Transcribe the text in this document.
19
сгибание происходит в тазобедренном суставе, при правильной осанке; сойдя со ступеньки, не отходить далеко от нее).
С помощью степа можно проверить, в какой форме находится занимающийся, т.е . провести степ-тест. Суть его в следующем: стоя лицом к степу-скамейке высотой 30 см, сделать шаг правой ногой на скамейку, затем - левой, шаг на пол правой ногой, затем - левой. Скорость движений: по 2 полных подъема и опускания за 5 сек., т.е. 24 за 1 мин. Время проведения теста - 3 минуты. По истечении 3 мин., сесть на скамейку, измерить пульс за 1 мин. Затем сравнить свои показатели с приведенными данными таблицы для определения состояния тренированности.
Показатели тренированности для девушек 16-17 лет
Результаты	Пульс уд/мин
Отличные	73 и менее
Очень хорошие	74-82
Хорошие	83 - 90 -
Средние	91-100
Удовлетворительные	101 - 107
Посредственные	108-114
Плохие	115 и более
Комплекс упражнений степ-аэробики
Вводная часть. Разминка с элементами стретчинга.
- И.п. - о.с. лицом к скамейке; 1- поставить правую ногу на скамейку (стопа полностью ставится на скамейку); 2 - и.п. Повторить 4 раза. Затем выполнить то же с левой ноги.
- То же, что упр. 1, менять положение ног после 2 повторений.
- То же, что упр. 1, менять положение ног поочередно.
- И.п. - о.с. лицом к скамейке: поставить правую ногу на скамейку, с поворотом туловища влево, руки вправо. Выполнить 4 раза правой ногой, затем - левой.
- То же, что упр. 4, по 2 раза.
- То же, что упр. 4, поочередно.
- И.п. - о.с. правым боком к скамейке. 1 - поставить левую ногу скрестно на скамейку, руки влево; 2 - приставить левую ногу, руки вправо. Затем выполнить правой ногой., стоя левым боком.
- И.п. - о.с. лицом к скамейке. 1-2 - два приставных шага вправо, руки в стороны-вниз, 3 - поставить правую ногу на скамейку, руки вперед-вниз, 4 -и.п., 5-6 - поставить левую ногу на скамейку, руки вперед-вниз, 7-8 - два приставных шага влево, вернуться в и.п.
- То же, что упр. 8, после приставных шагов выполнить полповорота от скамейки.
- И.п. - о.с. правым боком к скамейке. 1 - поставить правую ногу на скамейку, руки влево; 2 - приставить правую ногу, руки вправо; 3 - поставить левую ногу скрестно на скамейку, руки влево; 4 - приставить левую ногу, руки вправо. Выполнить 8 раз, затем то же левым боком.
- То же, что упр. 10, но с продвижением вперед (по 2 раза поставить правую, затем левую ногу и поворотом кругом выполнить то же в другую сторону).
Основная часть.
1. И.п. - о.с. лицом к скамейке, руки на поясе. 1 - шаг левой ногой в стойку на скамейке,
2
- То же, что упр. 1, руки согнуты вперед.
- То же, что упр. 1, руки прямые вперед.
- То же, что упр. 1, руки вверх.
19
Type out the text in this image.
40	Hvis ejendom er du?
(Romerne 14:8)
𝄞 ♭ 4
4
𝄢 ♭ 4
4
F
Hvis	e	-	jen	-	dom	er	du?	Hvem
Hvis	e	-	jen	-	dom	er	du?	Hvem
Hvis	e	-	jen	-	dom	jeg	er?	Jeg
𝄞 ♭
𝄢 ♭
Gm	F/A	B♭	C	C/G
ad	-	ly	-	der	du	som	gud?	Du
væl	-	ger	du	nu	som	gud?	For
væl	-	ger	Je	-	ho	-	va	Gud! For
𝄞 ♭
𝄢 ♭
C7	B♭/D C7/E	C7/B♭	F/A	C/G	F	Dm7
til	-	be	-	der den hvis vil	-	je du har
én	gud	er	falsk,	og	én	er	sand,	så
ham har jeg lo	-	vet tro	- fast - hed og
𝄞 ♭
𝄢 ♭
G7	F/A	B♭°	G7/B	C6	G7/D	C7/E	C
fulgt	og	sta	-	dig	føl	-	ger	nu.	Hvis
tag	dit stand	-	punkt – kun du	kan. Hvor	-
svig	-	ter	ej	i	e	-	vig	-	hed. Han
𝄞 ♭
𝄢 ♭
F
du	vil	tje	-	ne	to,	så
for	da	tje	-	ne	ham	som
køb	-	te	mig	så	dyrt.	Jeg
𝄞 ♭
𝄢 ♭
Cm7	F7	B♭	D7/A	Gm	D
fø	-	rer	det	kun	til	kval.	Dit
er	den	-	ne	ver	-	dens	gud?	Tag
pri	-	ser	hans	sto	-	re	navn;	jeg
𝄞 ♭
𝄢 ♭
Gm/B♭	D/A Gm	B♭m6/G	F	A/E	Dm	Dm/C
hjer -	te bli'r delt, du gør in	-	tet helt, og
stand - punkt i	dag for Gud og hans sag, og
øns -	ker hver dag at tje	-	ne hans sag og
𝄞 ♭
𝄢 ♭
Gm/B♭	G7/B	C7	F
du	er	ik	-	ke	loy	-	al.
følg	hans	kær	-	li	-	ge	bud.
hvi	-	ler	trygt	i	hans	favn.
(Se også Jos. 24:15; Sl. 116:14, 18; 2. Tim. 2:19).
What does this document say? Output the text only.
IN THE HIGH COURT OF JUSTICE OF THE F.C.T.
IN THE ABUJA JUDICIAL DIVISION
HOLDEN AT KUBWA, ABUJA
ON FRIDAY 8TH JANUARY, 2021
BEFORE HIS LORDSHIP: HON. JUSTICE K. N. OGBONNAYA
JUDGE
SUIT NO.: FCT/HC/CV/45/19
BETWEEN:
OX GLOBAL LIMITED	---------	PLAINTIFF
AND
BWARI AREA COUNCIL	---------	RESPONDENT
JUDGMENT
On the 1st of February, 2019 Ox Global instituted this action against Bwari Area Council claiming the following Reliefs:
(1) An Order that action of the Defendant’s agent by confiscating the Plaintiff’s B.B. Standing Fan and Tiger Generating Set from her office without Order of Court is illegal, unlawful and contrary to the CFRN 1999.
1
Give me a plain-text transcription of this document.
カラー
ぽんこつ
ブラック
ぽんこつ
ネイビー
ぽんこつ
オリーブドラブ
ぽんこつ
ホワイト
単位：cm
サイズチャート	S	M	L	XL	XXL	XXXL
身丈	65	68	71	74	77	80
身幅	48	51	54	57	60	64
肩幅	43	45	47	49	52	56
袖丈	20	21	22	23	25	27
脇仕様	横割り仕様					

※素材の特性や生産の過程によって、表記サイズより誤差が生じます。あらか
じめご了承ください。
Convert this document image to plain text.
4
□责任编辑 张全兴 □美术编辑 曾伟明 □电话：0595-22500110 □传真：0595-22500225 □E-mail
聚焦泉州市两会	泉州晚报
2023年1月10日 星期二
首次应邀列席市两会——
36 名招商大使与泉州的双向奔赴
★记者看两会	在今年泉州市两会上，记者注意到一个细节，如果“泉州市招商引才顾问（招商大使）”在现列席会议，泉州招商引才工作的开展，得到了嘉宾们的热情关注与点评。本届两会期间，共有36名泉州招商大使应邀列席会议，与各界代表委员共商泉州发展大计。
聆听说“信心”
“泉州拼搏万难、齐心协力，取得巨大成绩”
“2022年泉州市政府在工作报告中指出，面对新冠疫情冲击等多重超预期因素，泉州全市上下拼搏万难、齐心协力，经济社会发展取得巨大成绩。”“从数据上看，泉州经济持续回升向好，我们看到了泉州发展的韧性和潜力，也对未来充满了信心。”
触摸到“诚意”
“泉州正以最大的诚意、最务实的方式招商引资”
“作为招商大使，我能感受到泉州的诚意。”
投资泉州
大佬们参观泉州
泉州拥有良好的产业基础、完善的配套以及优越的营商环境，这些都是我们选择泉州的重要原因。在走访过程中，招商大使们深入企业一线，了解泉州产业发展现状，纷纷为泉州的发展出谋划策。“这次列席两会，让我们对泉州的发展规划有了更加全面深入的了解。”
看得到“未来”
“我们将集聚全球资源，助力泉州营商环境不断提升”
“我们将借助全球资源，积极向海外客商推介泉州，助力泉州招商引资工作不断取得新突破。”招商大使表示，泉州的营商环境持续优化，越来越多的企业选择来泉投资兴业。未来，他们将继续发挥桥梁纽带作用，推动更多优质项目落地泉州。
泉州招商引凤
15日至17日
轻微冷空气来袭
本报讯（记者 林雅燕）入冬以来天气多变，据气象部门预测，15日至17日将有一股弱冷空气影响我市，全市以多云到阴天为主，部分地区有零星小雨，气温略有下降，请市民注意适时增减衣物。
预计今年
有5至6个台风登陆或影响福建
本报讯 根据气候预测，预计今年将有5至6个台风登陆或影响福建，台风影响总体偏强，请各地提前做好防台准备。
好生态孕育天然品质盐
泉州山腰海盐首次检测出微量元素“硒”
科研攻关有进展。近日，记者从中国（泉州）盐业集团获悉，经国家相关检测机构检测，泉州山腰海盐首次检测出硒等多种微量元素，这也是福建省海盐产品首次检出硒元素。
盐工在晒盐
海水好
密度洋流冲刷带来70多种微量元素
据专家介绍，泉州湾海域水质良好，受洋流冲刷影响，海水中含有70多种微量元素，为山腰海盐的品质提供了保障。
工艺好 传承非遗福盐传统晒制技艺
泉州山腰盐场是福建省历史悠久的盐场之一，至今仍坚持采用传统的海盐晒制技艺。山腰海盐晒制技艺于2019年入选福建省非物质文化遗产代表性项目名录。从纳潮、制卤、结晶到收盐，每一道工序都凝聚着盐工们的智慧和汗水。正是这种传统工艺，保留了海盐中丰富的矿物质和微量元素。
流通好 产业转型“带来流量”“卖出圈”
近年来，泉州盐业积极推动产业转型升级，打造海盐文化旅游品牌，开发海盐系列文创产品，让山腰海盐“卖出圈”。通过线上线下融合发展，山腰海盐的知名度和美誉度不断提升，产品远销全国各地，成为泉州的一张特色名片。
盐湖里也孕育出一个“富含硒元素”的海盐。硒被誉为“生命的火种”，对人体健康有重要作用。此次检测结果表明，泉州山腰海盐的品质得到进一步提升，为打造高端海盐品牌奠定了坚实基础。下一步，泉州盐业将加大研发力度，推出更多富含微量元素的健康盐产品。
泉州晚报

## Short exercise
Gather all lines of the records that include the word "hans".

## Reply to the exercise
pri	-	ser	hans	sto	-	re	navn;	jeg
stand - punkt i	dag for Gud og hans sag, og
øns -	ker hver dag at tje	-	ne hans sag og
følg	hans	kær	-	li	-	ge	bud.
hvi	-	ler	trygt	i	hans	favn.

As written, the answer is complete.